§ **EXERCISE**
The required answer is an exact copy of the records below, without pictures.

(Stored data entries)

┏━━

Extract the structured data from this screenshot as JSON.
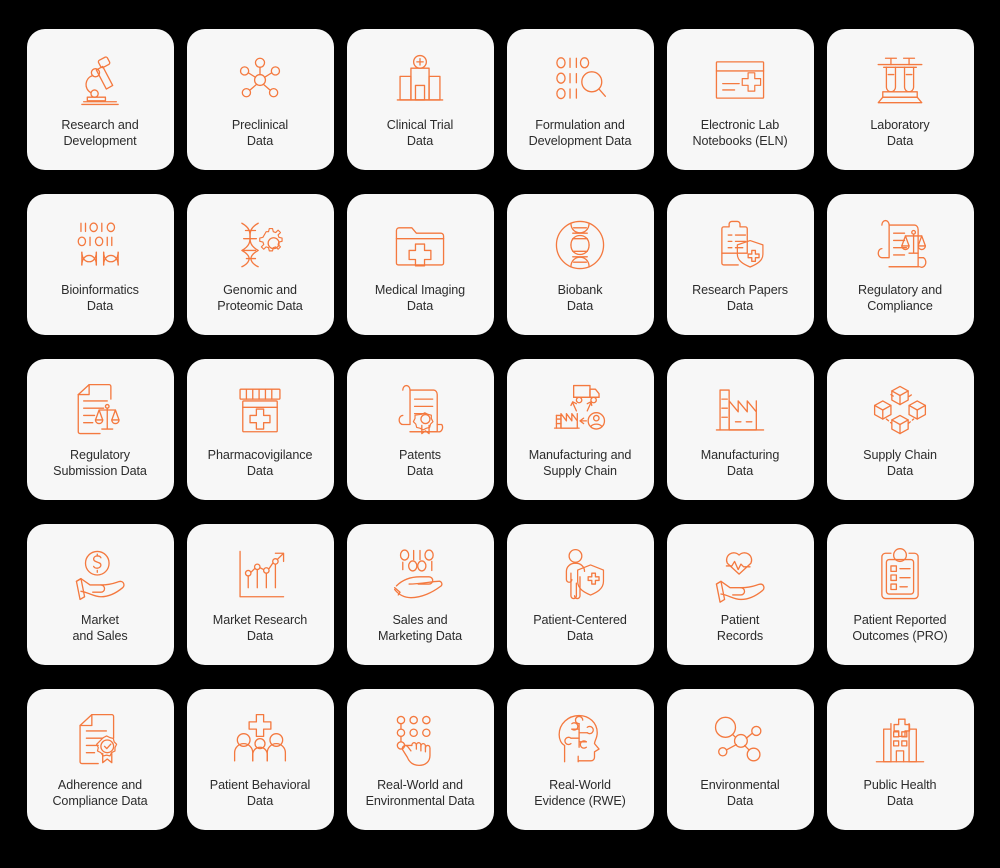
{
  "page": {
    "background_color": "#000000",
    "card_background_color": "#F7F7F7",
    "accent_color": "#F4793F",
    "label_color": "#2C2C2C",
    "columns": 6,
    "rows": 5
  },
  "cards": [
    {
      "label": "Research and\nDevelopment",
      "icon": "microscope-icon"
    },
    {
      "label": "Preclinical\nData",
      "icon": "molecule-network-icon"
    },
    {
      "label": "Clinical Trial\nData",
      "icon": "hospital-building-icon"
    },
    {
      "label": "Formulation and\nDevelopment Data",
      "icon": "binary-search-icon"
    },
    {
      "label": "Electronic Lab\nNotebooks (ELN)",
      "icon": "notebook-plus-icon"
    },
    {
      "label": "Laboratory\nData",
      "icon": "test-tubes-rack-icon"
    },
    {
      "label": "Bioinformatics\nData",
      "icon": "binary-dna-icon"
    },
    {
      "label": "Genomic and\nProteomic Data",
      "icon": "dna-gear-icon"
    },
    {
      "label": "Medical Imaging\nData",
      "icon": "folder-medical-icon"
    },
    {
      "label": "Biobank\nData",
      "icon": "dna-circle-icon"
    },
    {
      "label": "Research Papers\nData",
      "icon": "clipboard-shield-icon"
    },
    {
      "label": "Regulatory and\nCompliance",
      "icon": "scroll-scales-icon"
    },
    {
      "label": "Regulatory\nSubmission Data",
      "icon": "document-scales-icon"
    },
    {
      "label": "Pharmacovigilance\nData",
      "icon": "pill-bottle-icon"
    },
    {
      "label": "Patents\nData",
      "icon": "certificate-scroll-icon"
    },
    {
      "label": "Manufacturing and\nSupply Chain",
      "icon": "truck-factory-user-icon"
    },
    {
      "label": "Manufacturing\nData",
      "icon": "factory-icon"
    },
    {
      "label": "Supply Chain\nData",
      "icon": "boxes-network-icon"
    },
    {
      "label": "Market\nand Sales",
      "icon": "hand-dollar-icon"
    },
    {
      "label": "Market Research\nData",
      "icon": "growth-chart-icon"
    },
    {
      "label": "Sales and\nMarketing Data",
      "icon": "hand-binary-icon"
    },
    {
      "label": "Patient-Centered\nData",
      "icon": "person-shield-icon"
    },
    {
      "label": "Patient\nRecords",
      "icon": "hand-heart-pulse-icon"
    },
    {
      "label": "Patient Reported\nOutcomes (PRO)",
      "icon": "clipboard-checklist-icon"
    },
    {
      "label": "Adherence and\nCompliance Data",
      "icon": "document-seal-icon"
    },
    {
      "label": "Patient Behavioral\nData",
      "icon": "people-medical-cross-icon"
    },
    {
      "label": "Real-World and\nEnvironmental Data",
      "icon": "hand-touch-dots-icon"
    },
    {
      "label": "Real-World\nEvidence (RWE)",
      "icon": "head-circuit-icon"
    },
    {
      "label": "Environmental\nData",
      "icon": "molecule-nodes-icon"
    },
    {
      "label": "Public Health\nData",
      "icon": "hospital-icon"
    }
  ]
}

┗━━

§ **RESPONSE AREA**
Extract the structured data from this screenshot as JSON.
{
  "page": {
    "background_color": "#000000",
    "card_background_color": "#F7F7F7",
    "accent_color": "#F4793F",
    "label_color": "#2C2C2C",
    "columns": 6,
    "rows": 5
  },
  "cards": [
    {
      "label": "Research and\nDevelopment",
      "icon": "microscope-icon"
    },
    {
      "label": "Preclinical\nData",
      "icon": "molecule-network-icon"
    },
    {
      "label": "Clinical Trial\nData",
      "icon": "hospital-building-icon"
    },
    {
      "label": "Formulation and\nDevelopment Data",
      "icon": "binary-search-icon"
    },
    {
      "label": "Electronic Lab\nNotebooks (ELN)",
      "icon": "notebook-plus-icon"
    },
    {
      "label": "Laboratory\nData",
      "icon": "test-tubes-rack-icon"
    },
    {
      "label": "Bioinformatics\nData",
      "icon": "binary-dna-icon"
    },
    {
      "label": "Genomic and\nProteomic Data",
      "icon": "dna-gear-icon"
    },
    {
      "label": "Medical Imaging\nData",
      "icon": "folder-medical-icon"
    },
    {
      "label": "Biobank\nData",
      "icon": "dna-circle-icon"
    },
    {
      "label": "Research Papers\nData",
      "icon": "clipboard-shield-icon"
    },
    {
      "label": "Regulatory and\nCompliance",
      "icon": "scroll-scales-icon"
    },
    {
      "label": "Regulatory\nSubmission Data",
      "icon": "document-scales-icon"
    },
    {
      "label": "Pharmacovigilance\nData",
      "icon": "pill-bottle-icon"
    },
    {
      "label": "Patents\nData",
      "icon": "certificate-scroll-icon"
    },
    {
      "label": "Manufacturing and\nSupply Chain",
      "icon": "truck-factory-user-icon"
    },
    {
      "label": "Manufacturing\nData",
      "icon": "factory-icon"
    },
    {
      "label": "Supply Chain\nData",
      "icon": "boxes-network-icon"
    },
    {
      "label": "Market\nand Sales",
      "icon": "hand-dollar-icon"
    },
    {
      "label": "Market Research\nData",
      "icon": "growth-chart-icon"
    },
    {
      "label": "Sales and\nMarketing Data",
      "icon": "hand-binary-icon"
    },
    {
      "label": "Patient-Centered\nData",
      "icon": "person-shield-icon"
    },
    {
      "label": "Patient\nRecords",
      "icon": "hand-heart-pulse-icon"
    },
    {
      "label": "Patient Reported\nOutcomes (PRO)",
      "icon": "clipboard-checklist-icon"
    },
    {
      "label": "Adherence and\nCompliance Data",
      "icon": "document-seal-icon"
    },
    {
      "label": "Patient Behavioral\nData",
      "icon": "people-medical-cross-icon"
    },
    {
      "label": "Real-World and\nEnvironmental Data",
      "icon": "hand-touch-dots-icon"
    },
    {
      "label": "Real-World\nEvidence (RWE)",
      "icon": "head-circuit-icon"
    },
    {
      "label": "Environmental\nData",
      "icon": "molecule-nodes-icon"
    },
    {
      "label": "Public Health\nData",
      "icon": "hospital-icon"
    }
  ]
}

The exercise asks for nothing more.